** BEGIN DATASET EXTRACT **
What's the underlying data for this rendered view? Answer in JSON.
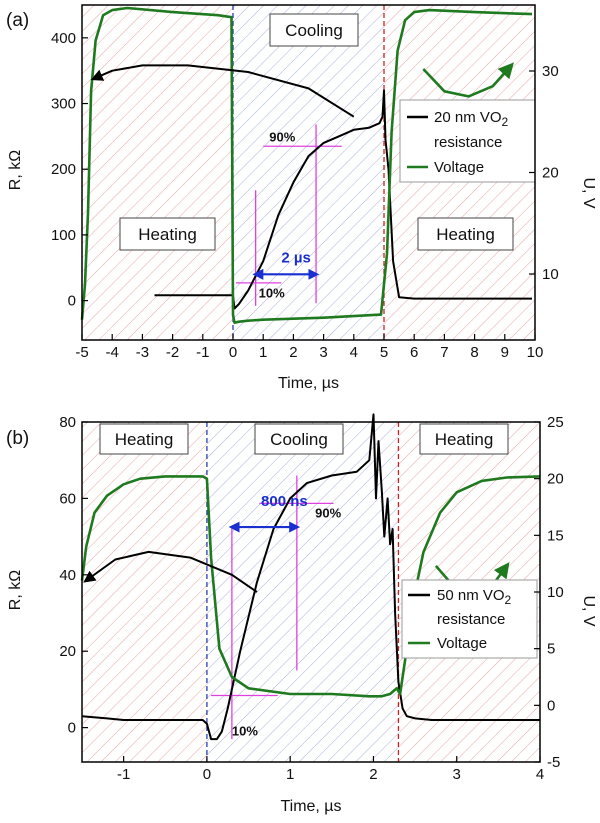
{
  "chart_data": [
    {
      "type": "line",
      "panel_label": "(a)",
      "xlabel": "Time, µs",
      "ylabel_left": "R, kΩ",
      "ylabel_right": "U, V",
      "xlim": [
        -5,
        10
      ],
      "ylim_left": [
        -60,
        450
      ],
      "ylim_right": [
        3.5,
        36.5
      ],
      "xticks": [
        -5,
        -4,
        -3,
        -2,
        -1,
        0,
        1,
        2,
        3,
        4,
        5,
        6,
        7,
        8,
        9,
        10
      ],
      "yticks_left": [
        0,
        100,
        200,
        300,
        400
      ],
      "yticks_right": [
        10,
        20,
        30
      ],
      "regions": [
        {
          "label": "Heating",
          "from": -5,
          "to": 0
        },
        {
          "label": "Cooling",
          "from": 0,
          "to": 5
        },
        {
          "label": "Heating",
          "from": 5,
          "to": 10
        }
      ],
      "vlines": [
        {
          "x": 0,
          "color": "#2a3fb0"
        },
        {
          "x": 5,
          "color": "#d22020"
        }
      ],
      "series": [
        {
          "name": "20 nm VO2 resistance",
          "axis": "left",
          "color": "#000000",
          "x": [
            -2.6,
            -1,
            0,
            0.05,
            0.2,
            0.5,
            1,
            1.5,
            2,
            2.5,
            3,
            3.5,
            4,
            4.5,
            4.85,
            4.95,
            5.0,
            5.05,
            5.15,
            5.3,
            5.5,
            6,
            8,
            9.9
          ],
          "y": [
            8,
            8,
            8,
            -12,
            -5,
            15,
            60,
            130,
            180,
            220,
            240,
            250,
            260,
            263,
            270,
            280,
            320,
            245,
            200,
            60,
            5,
            3,
            3,
            3
          ]
        },
        {
          "name": "Voltage",
          "axis": "right",
          "color": "#1f7a1f",
          "x": [
            -5,
            -4.9,
            -4.8,
            -4.7,
            -4.55,
            -4.3,
            -4,
            -3.5,
            -2,
            -0.5,
            -0.05,
            0,
            0.05,
            0.2,
            0.5,
            1,
            3,
            4.9,
            5.1,
            5.25,
            5.45,
            5.7,
            6,
            6.5,
            8,
            9.9
          ],
          "y": [
            5.5,
            9,
            16,
            28,
            33,
            35.5,
            36,
            36.2,
            35.8,
            35.5,
            35.3,
            6,
            5.2,
            5.3,
            5.4,
            5.5,
            5.7,
            6,
            12,
            24,
            32,
            35,
            35.8,
            36,
            35.8,
            35.6
          ]
        }
      ],
      "annotations": [
        {
          "text": "90%",
          "x": 1.2,
          "y": 242
        },
        {
          "text": "10%",
          "x": 0.85,
          "y": 5
        },
        {
          "text": "2 µs",
          "x": 1.6,
          "y": 58
        }
      ],
      "arrows": [
        {
          "kind": "curved",
          "axis": "left",
          "x": [
            4.0,
            2.5,
            0.5,
            -1.5,
            -3.0,
            -4.0,
            -4.6
          ],
          "y": [
            280,
            323,
            348,
            358,
            358,
            350,
            338
          ]
        },
        {
          "kind": "curved",
          "axis": "right",
          "x": [
            6.3,
            7.0,
            7.8,
            8.6,
            9.2
          ],
          "y": [
            30.2,
            28.0,
            27.5,
            28.5,
            30.5
          ]
        },
        {
          "kind": "double",
          "axis": "left",
          "x": [
            0.75,
            2.75
          ],
          "y": [
            40,
            40
          ]
        }
      ],
      "guides": [
        {
          "axis": "left",
          "x": [
            0.75,
            0.75
          ],
          "y": [
            -8,
            168
          ]
        },
        {
          "axis": "left",
          "x": [
            2.75,
            2.75
          ],
          "y": [
            -4,
            268
          ]
        },
        {
          "axis": "left",
          "x": [
            0.1,
            1.6
          ],
          "y": [
            27,
            27
          ]
        },
        {
          "axis": "left",
          "x": [
            1.0,
            3.6
          ],
          "y": [
            235,
            235
          ]
        }
      ],
      "legend": {
        "position": "right"
      }
    },
    {
      "type": "line",
      "panel_label": "(b)",
      "xlabel": "Time, µs",
      "ylabel_left": "R, kΩ",
      "ylabel_right": "U, V",
      "xlim": [
        -1.5,
        4
      ],
      "ylim_left": [
        -9,
        80
      ],
      "ylim_right": [
        -5,
        25
      ],
      "xticks": [
        -1,
        0,
        1,
        2,
        3,
        4
      ],
      "yticks_left": [
        0,
        20,
        40,
        60,
        80
      ],
      "yticks_right": [
        -5,
        0,
        5,
        10,
        15,
        20,
        25
      ],
      "regions": [
        {
          "label": "Heating",
          "from": -1.5,
          "to": 0
        },
        {
          "label": "Cooling",
          "from": 0,
          "to": 2.3
        },
        {
          "label": "Heating",
          "from": 2.3,
          "to": 4
        }
      ],
      "vlines": [
        {
          "x": 0,
          "color": "#2a3fb0"
        },
        {
          "x": 2.3,
          "color": "#d22020"
        }
      ],
      "series": [
        {
          "name": "50 nm VO2 resistance",
          "axis": "left",
          "color": "#000000",
          "x": [
            -1.5,
            -1.2,
            -1,
            -0.5,
            -0.05,
            0,
            0.05,
            0.12,
            0.18,
            0.25,
            0.4,
            0.6,
            0.8,
            1,
            1.2,
            1.5,
            1.8,
            1.95,
            2.0,
            2.03,
            2.06,
            2.1,
            2.13,
            2.17,
            2.2,
            2.23,
            2.26,
            2.3,
            2.35,
            2.4,
            2.5,
            2.7,
            3,
            4
          ],
          "y": [
            3,
            2.4,
            2,
            2,
            2,
            1,
            -3,
            -3,
            -1,
            5,
            20,
            38,
            52,
            60,
            64,
            66,
            67,
            70,
            82,
            60,
            75,
            62,
            50,
            60,
            48,
            52,
            30,
            12,
            5,
            3,
            2.4,
            2,
            2,
            2
          ]
        },
        {
          "name": "Voltage",
          "axis": "right",
          "color": "#1f7a1f",
          "x": [
            -1.5,
            -1.45,
            -1.35,
            -1.2,
            -1.0,
            -0.8,
            -0.5,
            -0.05,
            0,
            0.05,
            0.15,
            0.3,
            0.5,
            1,
            1.5,
            1.95,
            2.1,
            2.2,
            2.28,
            2.32,
            2.4,
            2.5,
            2.6,
            2.8,
            3,
            3.3,
            3.6,
            4
          ],
          "y": [
            11,
            14,
            17,
            18.5,
            19.5,
            20,
            20.2,
            20.2,
            20,
            13,
            5,
            2.5,
            1.5,
            1,
            1,
            0.8,
            0.8,
            1,
            1.5,
            1,
            5,
            10,
            13.5,
            17,
            18.8,
            19.8,
            20.1,
            20.2
          ]
        }
      ],
      "annotations": [
        {
          "text": "90%",
          "x": 1.3,
          "y": 55
        },
        {
          "text": "10%",
          "x": 0.3,
          "y": -2
        },
        {
          "text": "800 ns",
          "x": 0.65,
          "y": 58
        }
      ],
      "arrows": [
        {
          "kind": "curved",
          "axis": "left",
          "x": [
            0.6,
            0.3,
            -0.2,
            -0.7,
            -1.1,
            -1.45
          ],
          "y": [
            35.5,
            40,
            44.5,
            46,
            44,
            38.5
          ]
        },
        {
          "kind": "curved",
          "axis": "right",
          "x": [
            2.75,
            2.95,
            3.2,
            3.45,
            3.6
          ],
          "y": [
            12.3,
            10.6,
            10.0,
            10.8,
            12.3
          ]
        },
        {
          "kind": "double",
          "axis": "left",
          "x": [
            0.3,
            1.08
          ],
          "y": [
            52.5,
            52.5
          ]
        }
      ],
      "guides": [
        {
          "axis": "left",
          "x": [
            0.3,
            0.3
          ],
          "y": [
            -3,
            52.5
          ]
        },
        {
          "axis": "left",
          "x": [
            1.08,
            1.08
          ],
          "y": [
            15,
            66
          ]
        },
        {
          "axis": "left",
          "x": [
            0.05,
            0.85
          ],
          "y": [
            8.4,
            8.4
          ]
        },
        {
          "axis": "left",
          "x": [
            0.63,
            1.52
          ],
          "y": [
            58.7,
            58.7
          ]
        }
      ],
      "legend": {
        "position": "right"
      }
    }
  ]
}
** END DATASET EXTRACT **
* SHORT TASK: Check all the records above and select each line where the string "from" is found.

* WRITTEN SOLUTION:
          "from": -5,
          "from": 0,
          "from": 5,
          "from": -1.5,
          "from": 0,
          "from": 2.3,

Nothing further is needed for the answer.